[Some records]

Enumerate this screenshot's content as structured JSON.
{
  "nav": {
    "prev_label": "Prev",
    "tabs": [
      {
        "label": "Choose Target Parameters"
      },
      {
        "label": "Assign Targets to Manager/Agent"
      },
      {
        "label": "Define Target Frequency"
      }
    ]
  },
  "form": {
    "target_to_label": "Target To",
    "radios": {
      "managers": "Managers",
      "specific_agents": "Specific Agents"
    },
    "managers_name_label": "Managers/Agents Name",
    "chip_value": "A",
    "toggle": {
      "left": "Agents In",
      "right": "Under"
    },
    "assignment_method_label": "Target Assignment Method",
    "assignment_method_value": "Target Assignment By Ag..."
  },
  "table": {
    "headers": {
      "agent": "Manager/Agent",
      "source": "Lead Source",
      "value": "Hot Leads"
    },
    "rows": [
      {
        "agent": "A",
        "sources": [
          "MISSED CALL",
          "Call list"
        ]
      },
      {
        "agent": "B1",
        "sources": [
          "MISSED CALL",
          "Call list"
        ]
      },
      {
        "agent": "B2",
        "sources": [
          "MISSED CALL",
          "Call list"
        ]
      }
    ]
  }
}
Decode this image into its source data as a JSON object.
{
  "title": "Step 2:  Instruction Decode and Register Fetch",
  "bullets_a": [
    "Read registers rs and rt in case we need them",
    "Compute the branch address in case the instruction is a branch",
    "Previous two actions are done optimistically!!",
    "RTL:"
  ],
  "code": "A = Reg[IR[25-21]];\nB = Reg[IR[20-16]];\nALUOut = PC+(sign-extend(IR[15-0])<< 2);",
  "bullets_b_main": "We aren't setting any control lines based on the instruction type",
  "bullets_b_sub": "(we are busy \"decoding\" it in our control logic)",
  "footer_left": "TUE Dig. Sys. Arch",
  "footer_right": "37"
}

STATED PROBLEM> Please set down the whole listing above without altering a single line.

ANSWER IN FULL>
Enumerate this screenshot's content as structured JSON.
{
  "nav": {
    "prev_label": "Prev",
    "tabs": [
      {
        "label": "Choose Target Parameters"
      },
      {
        "label": "Assign Targets to Manager/Agent"
      },
      {
        "label": "Define Target Frequency"
      }
    ]
  },
  "form": {
    "target_to_label": "Target To",
    "radios": {
      "managers": "Managers",
      "specific_agents": "Specific Agents"
    },
    "managers_name_label": "Managers/Agents Name",
    "chip_value": "A",
    "toggle": {
      "left": "Agents In",
      "right": "Under"
    },
    "assignment_method_label": "Target Assignment Method",
    "assignment_method_value": "Target Assignment By Ag..."
  },
  "table": {
    "headers": {
      "agent": "Manager/Agent",
      "source": "Lead Source",
      "value": "Hot Leads"
    },
    "rows": [
      {
        "agent": "A",
        "sources": [
          "MISSED CALL",
          "Call list"
        ]
      },
      {
        "agent": "B1",
        "sources": [
          "MISSED CALL",
          "Call list"
        ]
      },
      {
        "agent": "B2",
        "sources": [
          "MISSED CALL",
          "Call list"
        ]
      }
    ]
  }
}
Decode this image into its source data as a JSON object.
{
  "title": "Step 2:  Instruction Decode and Register Fetch",
  "bullets_a": [
    "Read registers rs and rt in case we need them",
    "Compute the branch address in case the instruction is a branch",
    "Previous two actions are done optimistically!!",
    "RTL:"
  ],
  "code": "A = Reg[IR[25-21]];\nB = Reg[IR[20-16]];\nALUOut = PC+(sign-extend(IR[15-0])<< 2);",
  "bullets_b_main": "We aren't setting any control lines based on the instruction type",
  "bullets_b_sub": "(we are busy \"decoding\" it in our control logic)",
  "footer_left": "TUE Dig. Sys. Arch",
  "footer_right": "37"
}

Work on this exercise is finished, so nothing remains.